● Items from a figure collection:

►

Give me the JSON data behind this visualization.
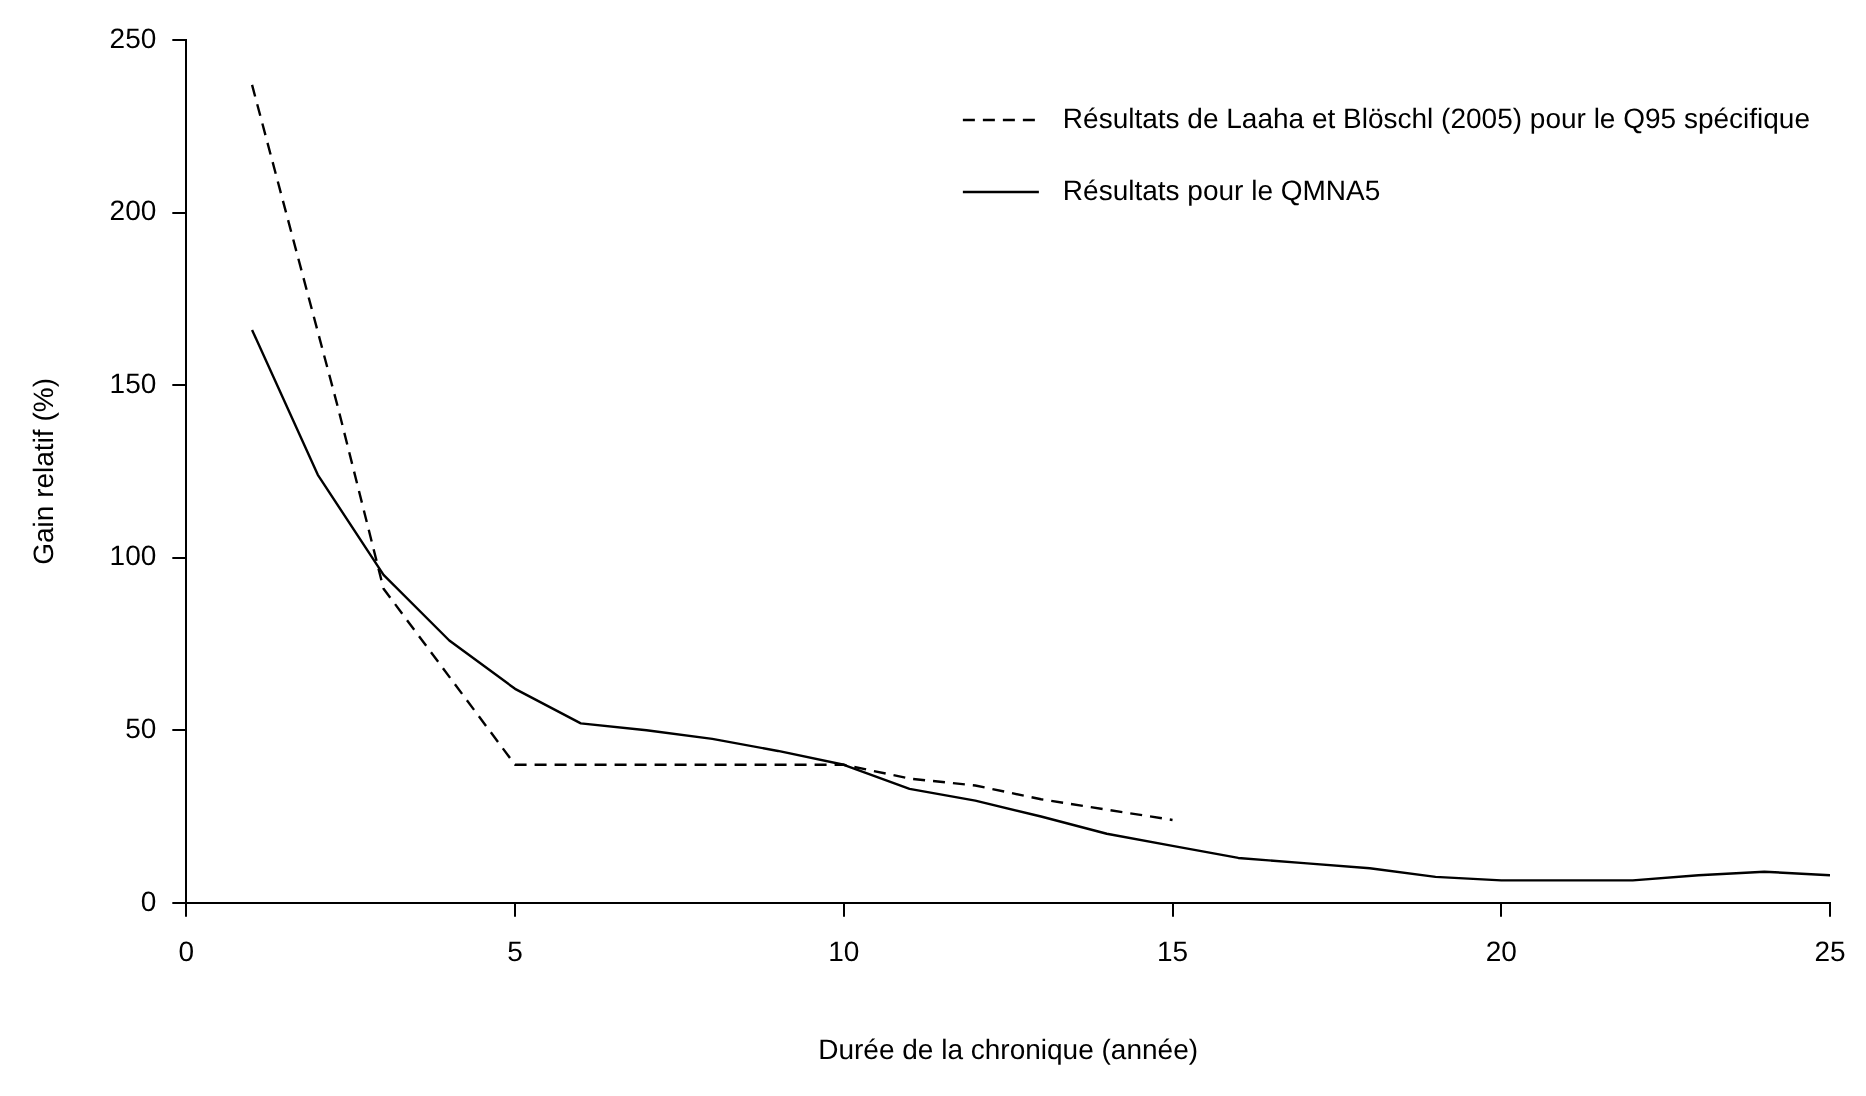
{
  "chart_data": {
    "type": "line",
    "xlabel": "Durée de la chronique (année)",
    "ylabel": "Gain relatif (%)",
    "xlim": [
      0,
      25
    ],
    "ylim": [
      0,
      250
    ],
    "xticks": [
      0,
      5,
      10,
      15,
      20,
      25
    ],
    "yticks": [
      0,
      50,
      100,
      150,
      200,
      250
    ],
    "grid": false,
    "legend": "top right",
    "marker": "none",
    "series": [
      {
        "name": "Résultats de Laaha et Blöschl (2005) pour le Q95 spécifique",
        "color": "#000000",
        "line_style": "dashed",
        "x": [
          1,
          2.3,
          3,
          5,
          10,
          11,
          12,
          13,
          14,
          15
        ],
        "values": [
          237,
          144,
          91,
          40,
          40,
          36,
          34,
          30,
          27,
          24
        ]
      },
      {
        "name": "Résultats pour le QMNA5",
        "color": "#000000",
        "line_style": "solid",
        "x": [
          1,
          2,
          3,
          4,
          5,
          6,
          7,
          8,
          9,
          10,
          11,
          12,
          13,
          14,
          15,
          16,
          17,
          18,
          19,
          20,
          21,
          22,
          23,
          24,
          25
        ],
        "values": [
          166,
          124,
          95,
          76,
          62,
          52,
          50,
          47.5,
          44,
          40,
          33,
          29.6,
          25,
          20,
          16.5,
          13,
          11.5,
          10,
          7.5,
          6.5,
          6.5,
          6.5,
          8,
          9,
          8
        ]
      }
    ]
  }
}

◄

● REQUEST:
Copy every record above exactly as written, but leave out the pictures.

● ANSWER TO THIS TASK:
Give me the JSON data behind this visualization.
{
  "chart_data": {
    "type": "line",
    "xlabel": "Durée de la chronique (année)",
    "ylabel": "Gain relatif (%)",
    "xlim": [
      0,
      25
    ],
    "ylim": [
      0,
      250
    ],
    "xticks": [
      0,
      5,
      10,
      15,
      20,
      25
    ],
    "yticks": [
      0,
      50,
      100,
      150,
      200,
      250
    ],
    "grid": false,
    "legend": "top right",
    "marker": "none",
    "series": [
      {
        "name": "Résultats de Laaha et Blöschl (2005) pour le Q95 spécifique",
        "color": "#000000",
        "line_style": "dashed",
        "x": [
          1,
          2.3,
          3,
          5,
          10,
          11,
          12,
          13,
          14,
          15
        ],
        "values": [
          237,
          144,
          91,
          40,
          40,
          36,
          34,
          30,
          27,
          24
        ]
      },
      {
        "name": "Résultats pour le QMNA5",
        "color": "#000000",
        "line_style": "solid",
        "x": [
          1,
          2,
          3,
          4,
          5,
          6,
          7,
          8,
          9,
          10,
          11,
          12,
          13,
          14,
          15,
          16,
          17,
          18,
          19,
          20,
          21,
          22,
          23,
          24,
          25
        ],
        "values": [
          166,
          124,
          95,
          76,
          62,
          52,
          50,
          47.5,
          44,
          40,
          33,
          29.6,
          25,
          20,
          16.5,
          13,
          11.5,
          10,
          7.5,
          6.5,
          6.5,
          6.5,
          8,
          9,
          8
        ]
      }
    ]
  }
}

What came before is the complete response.